What you need to do:
Scan the listing below and copy every line holding "县委理论学习中心组举办调研".

Data records:
::::::::::
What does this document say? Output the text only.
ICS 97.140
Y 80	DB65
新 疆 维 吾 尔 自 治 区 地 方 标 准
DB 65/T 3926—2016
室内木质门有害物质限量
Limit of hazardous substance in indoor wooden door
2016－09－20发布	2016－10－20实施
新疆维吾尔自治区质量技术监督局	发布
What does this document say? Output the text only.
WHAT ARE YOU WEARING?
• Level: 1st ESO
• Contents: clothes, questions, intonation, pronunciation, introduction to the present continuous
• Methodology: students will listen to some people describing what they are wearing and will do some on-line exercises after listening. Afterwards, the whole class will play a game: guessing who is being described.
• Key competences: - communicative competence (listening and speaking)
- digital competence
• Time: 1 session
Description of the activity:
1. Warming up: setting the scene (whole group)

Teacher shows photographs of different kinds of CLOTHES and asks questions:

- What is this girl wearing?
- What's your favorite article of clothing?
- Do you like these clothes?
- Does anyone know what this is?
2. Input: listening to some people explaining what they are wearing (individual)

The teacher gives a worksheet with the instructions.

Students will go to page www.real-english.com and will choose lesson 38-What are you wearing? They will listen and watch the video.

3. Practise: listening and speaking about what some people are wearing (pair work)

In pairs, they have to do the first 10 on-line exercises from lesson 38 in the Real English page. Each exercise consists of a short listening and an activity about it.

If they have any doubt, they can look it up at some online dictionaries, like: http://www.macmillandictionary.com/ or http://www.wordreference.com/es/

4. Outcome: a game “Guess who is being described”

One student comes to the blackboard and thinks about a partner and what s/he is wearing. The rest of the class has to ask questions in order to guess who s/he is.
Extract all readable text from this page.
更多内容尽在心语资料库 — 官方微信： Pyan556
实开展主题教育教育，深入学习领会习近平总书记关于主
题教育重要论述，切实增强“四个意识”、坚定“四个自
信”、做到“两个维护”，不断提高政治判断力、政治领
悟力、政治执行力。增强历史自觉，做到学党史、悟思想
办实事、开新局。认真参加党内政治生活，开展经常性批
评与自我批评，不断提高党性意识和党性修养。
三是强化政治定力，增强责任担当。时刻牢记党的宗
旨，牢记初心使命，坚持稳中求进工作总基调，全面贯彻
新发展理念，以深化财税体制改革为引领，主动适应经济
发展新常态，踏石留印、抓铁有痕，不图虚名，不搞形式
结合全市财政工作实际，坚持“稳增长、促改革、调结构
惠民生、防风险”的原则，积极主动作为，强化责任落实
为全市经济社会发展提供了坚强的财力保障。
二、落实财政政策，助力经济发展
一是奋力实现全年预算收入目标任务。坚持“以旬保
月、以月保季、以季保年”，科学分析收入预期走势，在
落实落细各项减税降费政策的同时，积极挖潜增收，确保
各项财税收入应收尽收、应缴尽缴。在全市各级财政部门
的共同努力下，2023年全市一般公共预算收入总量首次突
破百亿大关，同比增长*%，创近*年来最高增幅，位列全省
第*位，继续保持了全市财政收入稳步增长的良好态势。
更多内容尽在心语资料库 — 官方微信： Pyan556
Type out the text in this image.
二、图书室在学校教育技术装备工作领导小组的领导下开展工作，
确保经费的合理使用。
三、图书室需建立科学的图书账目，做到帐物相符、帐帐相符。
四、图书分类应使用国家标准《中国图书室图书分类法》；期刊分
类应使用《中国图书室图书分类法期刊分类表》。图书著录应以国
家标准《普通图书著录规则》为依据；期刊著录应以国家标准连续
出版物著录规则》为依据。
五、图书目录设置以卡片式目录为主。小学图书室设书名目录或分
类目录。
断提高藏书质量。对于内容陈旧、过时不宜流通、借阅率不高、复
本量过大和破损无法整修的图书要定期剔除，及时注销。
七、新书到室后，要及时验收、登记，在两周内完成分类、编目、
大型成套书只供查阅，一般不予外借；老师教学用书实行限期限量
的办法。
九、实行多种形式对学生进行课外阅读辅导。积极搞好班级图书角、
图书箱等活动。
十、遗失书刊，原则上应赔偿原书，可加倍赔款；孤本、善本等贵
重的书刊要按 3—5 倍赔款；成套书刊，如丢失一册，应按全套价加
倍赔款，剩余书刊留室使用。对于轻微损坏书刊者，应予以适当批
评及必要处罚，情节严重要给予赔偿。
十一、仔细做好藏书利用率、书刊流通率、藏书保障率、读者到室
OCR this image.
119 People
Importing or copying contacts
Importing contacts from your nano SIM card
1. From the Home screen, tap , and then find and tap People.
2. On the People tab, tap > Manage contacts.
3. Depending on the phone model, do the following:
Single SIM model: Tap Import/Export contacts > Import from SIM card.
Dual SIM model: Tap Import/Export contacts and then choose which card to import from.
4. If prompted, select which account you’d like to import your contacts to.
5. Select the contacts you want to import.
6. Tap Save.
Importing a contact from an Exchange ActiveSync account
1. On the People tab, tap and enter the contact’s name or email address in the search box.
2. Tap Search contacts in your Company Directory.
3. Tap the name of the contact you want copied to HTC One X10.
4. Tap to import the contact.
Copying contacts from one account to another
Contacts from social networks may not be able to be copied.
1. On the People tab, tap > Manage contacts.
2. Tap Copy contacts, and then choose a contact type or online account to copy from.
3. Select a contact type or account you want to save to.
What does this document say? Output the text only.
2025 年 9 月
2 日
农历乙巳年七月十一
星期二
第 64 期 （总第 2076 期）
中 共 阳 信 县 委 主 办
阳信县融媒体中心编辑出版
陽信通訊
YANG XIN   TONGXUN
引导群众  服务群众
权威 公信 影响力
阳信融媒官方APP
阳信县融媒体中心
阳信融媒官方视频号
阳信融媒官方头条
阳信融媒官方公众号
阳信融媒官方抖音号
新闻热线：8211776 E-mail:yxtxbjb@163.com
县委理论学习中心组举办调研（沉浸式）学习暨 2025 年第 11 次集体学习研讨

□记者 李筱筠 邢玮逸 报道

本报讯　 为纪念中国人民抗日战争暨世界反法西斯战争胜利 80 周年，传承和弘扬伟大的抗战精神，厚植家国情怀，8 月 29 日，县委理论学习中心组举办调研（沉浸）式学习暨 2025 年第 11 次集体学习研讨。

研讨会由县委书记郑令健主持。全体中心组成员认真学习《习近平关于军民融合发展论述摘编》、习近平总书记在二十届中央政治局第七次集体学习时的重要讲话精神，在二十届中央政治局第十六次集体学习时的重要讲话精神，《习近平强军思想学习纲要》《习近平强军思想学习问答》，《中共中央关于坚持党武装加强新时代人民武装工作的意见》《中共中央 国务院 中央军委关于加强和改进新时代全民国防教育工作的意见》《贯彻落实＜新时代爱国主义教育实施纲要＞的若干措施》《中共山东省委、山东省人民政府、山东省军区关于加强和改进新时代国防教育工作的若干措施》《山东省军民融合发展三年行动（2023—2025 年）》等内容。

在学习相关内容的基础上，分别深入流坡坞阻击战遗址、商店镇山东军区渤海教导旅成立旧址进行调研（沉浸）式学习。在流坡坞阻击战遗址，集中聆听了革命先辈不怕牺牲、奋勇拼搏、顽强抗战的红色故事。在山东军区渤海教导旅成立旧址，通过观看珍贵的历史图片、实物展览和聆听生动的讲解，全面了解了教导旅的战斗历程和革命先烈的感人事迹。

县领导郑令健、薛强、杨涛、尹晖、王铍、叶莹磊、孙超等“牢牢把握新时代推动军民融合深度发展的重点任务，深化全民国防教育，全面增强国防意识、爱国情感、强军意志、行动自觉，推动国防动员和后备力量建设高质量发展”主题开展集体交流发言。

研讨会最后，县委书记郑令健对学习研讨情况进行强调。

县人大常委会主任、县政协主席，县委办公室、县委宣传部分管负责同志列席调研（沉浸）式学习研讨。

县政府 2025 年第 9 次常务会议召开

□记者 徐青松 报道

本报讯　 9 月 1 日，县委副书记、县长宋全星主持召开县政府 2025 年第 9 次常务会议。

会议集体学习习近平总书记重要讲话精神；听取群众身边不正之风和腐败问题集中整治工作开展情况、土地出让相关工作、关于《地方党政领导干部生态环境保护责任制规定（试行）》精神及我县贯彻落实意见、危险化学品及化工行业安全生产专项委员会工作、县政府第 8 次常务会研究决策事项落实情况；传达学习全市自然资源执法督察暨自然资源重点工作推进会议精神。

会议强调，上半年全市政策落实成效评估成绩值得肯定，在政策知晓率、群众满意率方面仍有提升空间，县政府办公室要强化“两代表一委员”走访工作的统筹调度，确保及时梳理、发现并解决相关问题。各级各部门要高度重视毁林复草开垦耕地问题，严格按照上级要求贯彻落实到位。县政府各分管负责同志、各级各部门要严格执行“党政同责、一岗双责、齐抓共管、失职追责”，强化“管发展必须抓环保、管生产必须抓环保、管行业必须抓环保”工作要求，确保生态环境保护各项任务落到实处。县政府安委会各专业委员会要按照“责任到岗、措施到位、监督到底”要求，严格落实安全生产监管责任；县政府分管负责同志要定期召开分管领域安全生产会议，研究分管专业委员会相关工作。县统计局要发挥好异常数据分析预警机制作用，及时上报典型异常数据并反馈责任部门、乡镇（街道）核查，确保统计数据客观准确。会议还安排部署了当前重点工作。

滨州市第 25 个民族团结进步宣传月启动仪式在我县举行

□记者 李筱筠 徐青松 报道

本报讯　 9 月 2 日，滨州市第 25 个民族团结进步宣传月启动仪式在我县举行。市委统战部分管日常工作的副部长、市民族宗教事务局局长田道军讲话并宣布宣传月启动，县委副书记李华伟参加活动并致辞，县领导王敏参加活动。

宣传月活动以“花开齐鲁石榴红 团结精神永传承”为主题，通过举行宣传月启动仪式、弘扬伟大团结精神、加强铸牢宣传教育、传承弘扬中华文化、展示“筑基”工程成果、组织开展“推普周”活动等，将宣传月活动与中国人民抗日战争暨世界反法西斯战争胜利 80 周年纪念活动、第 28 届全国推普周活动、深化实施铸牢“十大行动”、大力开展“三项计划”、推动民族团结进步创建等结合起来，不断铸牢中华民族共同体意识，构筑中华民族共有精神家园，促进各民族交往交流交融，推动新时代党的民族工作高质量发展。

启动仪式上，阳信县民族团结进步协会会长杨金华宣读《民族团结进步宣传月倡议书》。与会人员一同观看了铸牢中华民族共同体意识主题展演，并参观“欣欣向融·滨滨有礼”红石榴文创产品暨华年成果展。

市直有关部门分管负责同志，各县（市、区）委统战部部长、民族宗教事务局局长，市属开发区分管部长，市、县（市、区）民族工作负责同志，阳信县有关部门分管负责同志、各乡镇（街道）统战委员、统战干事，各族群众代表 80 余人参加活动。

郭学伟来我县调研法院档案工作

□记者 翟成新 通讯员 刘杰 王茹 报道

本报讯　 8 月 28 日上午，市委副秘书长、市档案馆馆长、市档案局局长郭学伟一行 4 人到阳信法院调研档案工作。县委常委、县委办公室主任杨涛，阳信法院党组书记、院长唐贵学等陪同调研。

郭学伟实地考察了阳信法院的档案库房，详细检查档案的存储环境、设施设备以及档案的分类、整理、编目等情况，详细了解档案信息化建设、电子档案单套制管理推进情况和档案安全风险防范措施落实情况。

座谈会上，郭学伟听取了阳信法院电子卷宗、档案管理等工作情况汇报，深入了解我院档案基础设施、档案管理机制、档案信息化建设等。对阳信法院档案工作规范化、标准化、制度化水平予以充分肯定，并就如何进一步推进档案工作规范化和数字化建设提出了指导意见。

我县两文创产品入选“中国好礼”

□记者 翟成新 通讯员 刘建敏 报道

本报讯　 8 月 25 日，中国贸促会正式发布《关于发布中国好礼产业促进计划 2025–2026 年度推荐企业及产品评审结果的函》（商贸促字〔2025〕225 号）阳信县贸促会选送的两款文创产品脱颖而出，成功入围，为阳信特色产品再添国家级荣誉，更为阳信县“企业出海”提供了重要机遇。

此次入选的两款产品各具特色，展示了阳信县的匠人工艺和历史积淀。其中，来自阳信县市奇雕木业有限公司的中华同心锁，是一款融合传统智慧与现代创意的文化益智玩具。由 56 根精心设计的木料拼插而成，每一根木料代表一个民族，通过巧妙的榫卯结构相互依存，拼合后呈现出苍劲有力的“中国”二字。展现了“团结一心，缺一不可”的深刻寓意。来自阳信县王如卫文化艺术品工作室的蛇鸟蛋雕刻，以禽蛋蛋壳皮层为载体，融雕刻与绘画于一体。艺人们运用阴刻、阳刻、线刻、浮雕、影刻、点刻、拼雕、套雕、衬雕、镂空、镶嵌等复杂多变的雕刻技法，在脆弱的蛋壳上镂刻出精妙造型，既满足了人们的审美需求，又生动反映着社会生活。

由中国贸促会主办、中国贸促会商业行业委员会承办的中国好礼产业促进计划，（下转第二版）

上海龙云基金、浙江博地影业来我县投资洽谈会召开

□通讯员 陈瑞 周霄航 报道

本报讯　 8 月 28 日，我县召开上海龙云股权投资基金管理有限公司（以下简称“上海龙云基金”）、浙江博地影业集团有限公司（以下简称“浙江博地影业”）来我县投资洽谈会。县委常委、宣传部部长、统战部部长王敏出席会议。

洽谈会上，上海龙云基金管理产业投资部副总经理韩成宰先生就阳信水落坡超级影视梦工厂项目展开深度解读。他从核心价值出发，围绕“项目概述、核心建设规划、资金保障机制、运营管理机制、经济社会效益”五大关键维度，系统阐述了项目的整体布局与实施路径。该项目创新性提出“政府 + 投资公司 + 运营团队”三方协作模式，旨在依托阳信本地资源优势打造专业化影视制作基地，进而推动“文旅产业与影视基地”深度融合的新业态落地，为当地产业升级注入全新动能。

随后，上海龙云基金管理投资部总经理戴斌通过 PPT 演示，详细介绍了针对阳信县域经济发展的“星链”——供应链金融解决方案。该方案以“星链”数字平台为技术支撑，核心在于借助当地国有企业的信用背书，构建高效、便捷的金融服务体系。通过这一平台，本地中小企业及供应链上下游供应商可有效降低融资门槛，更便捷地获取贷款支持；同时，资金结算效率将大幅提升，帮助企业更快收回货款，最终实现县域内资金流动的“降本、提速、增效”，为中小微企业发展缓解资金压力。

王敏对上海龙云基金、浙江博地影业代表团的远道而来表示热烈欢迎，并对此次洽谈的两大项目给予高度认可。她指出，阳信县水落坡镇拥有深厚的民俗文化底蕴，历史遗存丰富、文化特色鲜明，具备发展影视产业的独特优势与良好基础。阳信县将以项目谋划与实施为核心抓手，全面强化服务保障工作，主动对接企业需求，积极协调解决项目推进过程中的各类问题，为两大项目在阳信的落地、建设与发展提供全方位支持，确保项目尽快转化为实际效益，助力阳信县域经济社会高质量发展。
::::::::::
Exercise result:
县委理论学习中心组举办调研（沉浸式）学习暨 2025 年第 11 次集体学习研讨
本报讯　 为纪念中国人民抗日战争暨世界反法西斯战争胜利 80 周年，传承和弘扬伟大的抗战精神，厚植家国情怀，8 月 29 日，县委理论学习中心组举办调研（沉浸）式学习暨 2025 年第 11 次集体学习研讨。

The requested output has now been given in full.